## Data
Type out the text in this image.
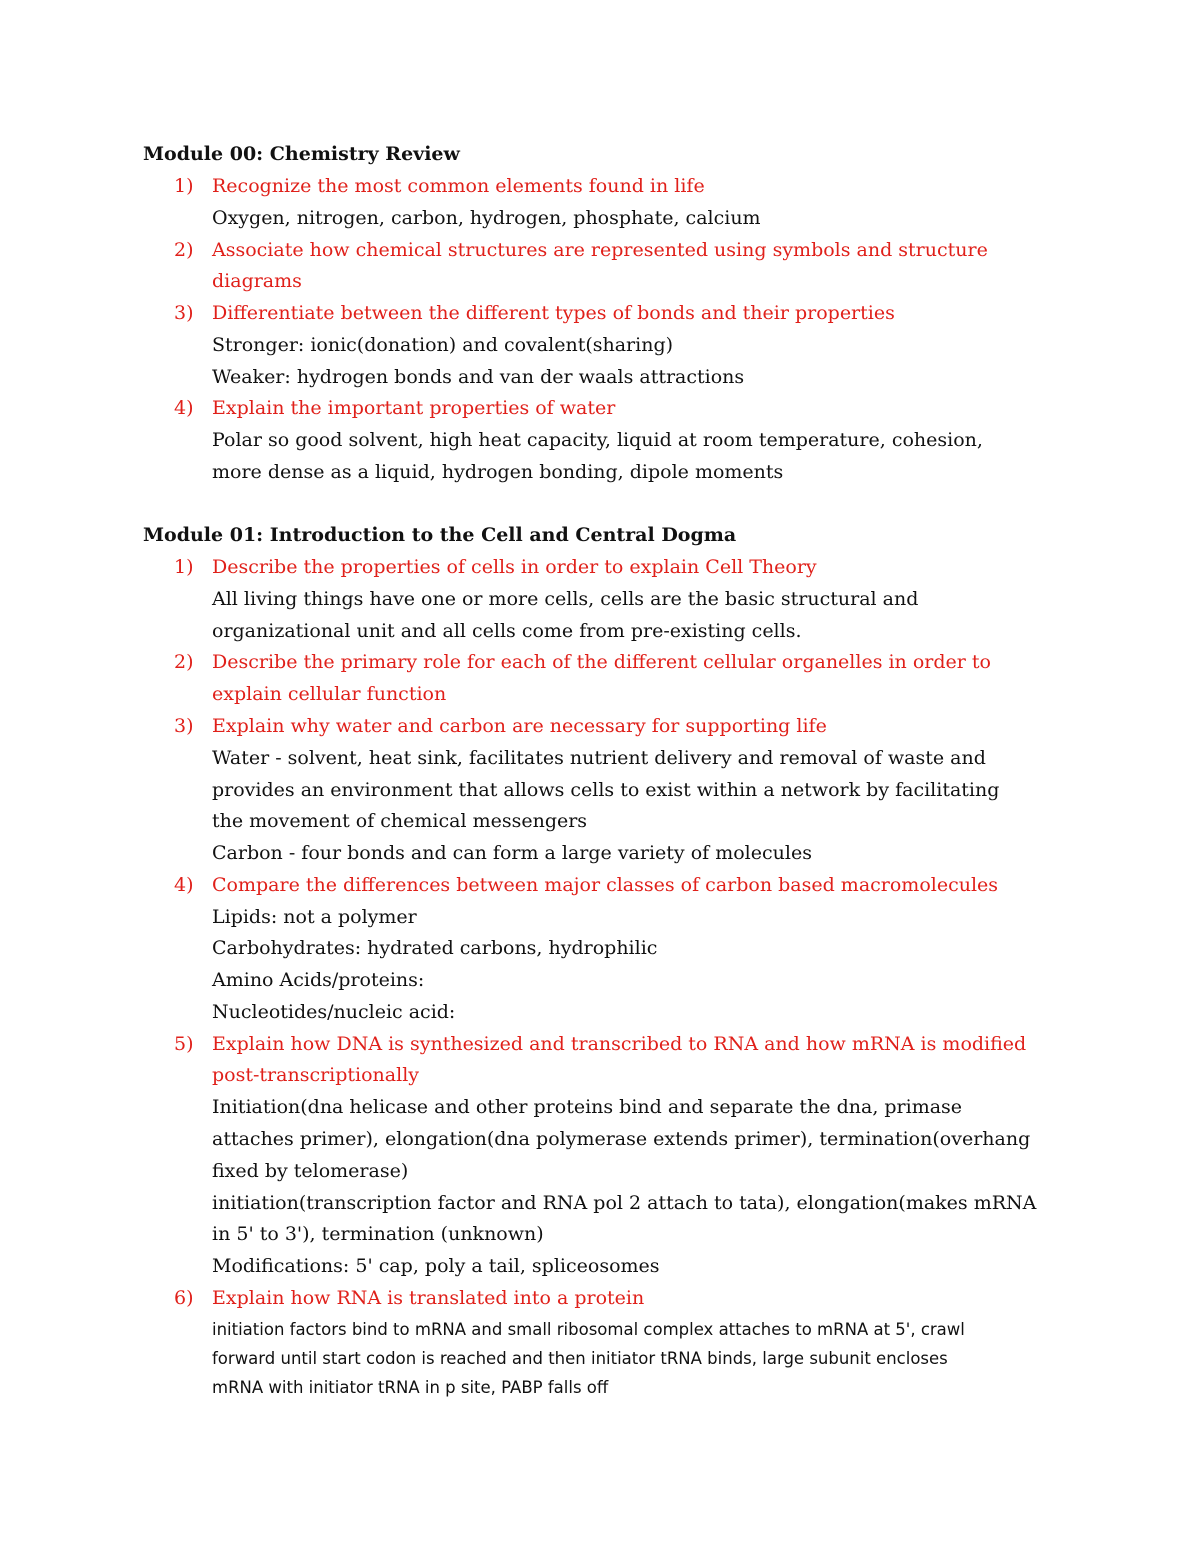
Module 00: Chemistry Review
1) Recognize the most common elements found in life
Oxygen, nitrogen, carbon, hydrogen, phosphate, calcium
2) Associate how chemical structures are represented using symbols and structure
diagrams
3) Differentiate between the different types of bonds and their properties
Stronger: ionic(donation) and covalent(sharing)
Weaker: hydrogen bonds and van der waals attractions
4) Explain the important properties of water
Polar so good solvent, high heat capacity, liquid at room temperature, cohesion,
more dense as a liquid, hydrogen bonding, dipole moments
Module 01: Introduction to the Cell and Central Dogma
1) Describe the properties of cells in order to explain Cell Theory
All living things have one or more cells, cells are the basic structural and
organizational unit and all cells come from pre-existing cells.
2) Describe the primary role for each of the different cellular organelles in order to
explain cellular function
3) Explain why water and carbon are necessary for supporting life
Water - solvent, heat sink, facilitates nutrient delivery and removal of waste and
provides an environment that allows cells to exist within a network by facilitating
the movement of chemical messengers
Carbon - four bonds and can form a large variety of molecules
4) Compare the differences between major classes of carbon based macromolecules
Lipids: not a polymer
Carbohydrates: hydrated carbons, hydrophilic
Amino Acids/proteins:
Nucleotides/nucleic acid:
5) Explain how DNA is synthesized and transcribed to RNA and how mRNA is modified
post-transcriptionally
Initiation(dna helicase and other proteins bind and separate the dna, primase
attaches primer), elongation(dna polymerase extends primer), termination(overhang
fixed by telomerase)
initiation(transcription factor and RNA pol 2 attach to tata), elongation(makes mRNA
in 5' to 3'), termination (unknown)
Modifications: 5' cap, poly a tail, spliceosomes
6) Explain how RNA is translated into a protein
initiation factors bind to mRNA and small ribosomal complex attaches to mRNA at 5', crawl
forward until start codon is reached and then initiator tRNA binds, large subunit encloses
mRNA with initiator tRNA in p site, PABP falls off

## Instructions for the task
Hand back the data exactly as it appears, with all pictures cut.

## Result
Type out the text in this image.
Module 00: Chemistry Review
1) Recognize the most common elements found in life
Oxygen, nitrogen, carbon, hydrogen, phosphate, calcium
2) Associate how chemical structures are represented using symbols and structure
diagrams
3) Differentiate between the different types of bonds and their properties
Stronger: ionic(donation) and covalent(sharing)
Weaker: hydrogen bonds and van der waals attractions
4) Explain the important properties of water
Polar so good solvent, high heat capacity, liquid at room temperature, cohesion,
more dense as a liquid, hydrogen bonding, dipole moments
Module 01: Introduction to the Cell and Central Dogma
1) Describe the properties of cells in order to explain Cell Theory
All living things have one or more cells, cells are the basic structural and
organizational unit and all cells come from pre-existing cells.
2) Describe the primary role for each of the different cellular organelles in order to
explain cellular function
3) Explain why water and carbon are necessary for supporting life
Water - solvent, heat sink, facilitates nutrient delivery and removal of waste and
provides an environment that allows cells to exist within a network by facilitating
the movement of chemical messengers
Carbon - four bonds and can form a large variety of molecules
4) Compare the differences between major classes of carbon based macromolecules
Lipids: not a polymer
Carbohydrates: hydrated carbons, hydrophilic
Amino Acids/proteins:
Nucleotides/nucleic acid:
5) Explain how DNA is synthesized and transcribed to RNA and how mRNA is modified
post-transcriptionally
Initiation(dna helicase and other proteins bind and separate the dna, primase
attaches primer), elongation(dna polymerase extends primer), termination(overhang
fixed by telomerase)
initiation(transcription factor and RNA pol 2 attach to tata), elongation(makes mRNA
in 5' to 3'), termination (unknown)
Modifications: 5' cap, poly a tail, spliceosomes
6) Explain how RNA is translated into a protein
initiation factors bind to mRNA and small ribosomal complex attaches to mRNA at 5', crawl
forward until start codon is reached and then initiator tRNA binds, large subunit encloses
mRNA with initiator tRNA in p site, PABP falls off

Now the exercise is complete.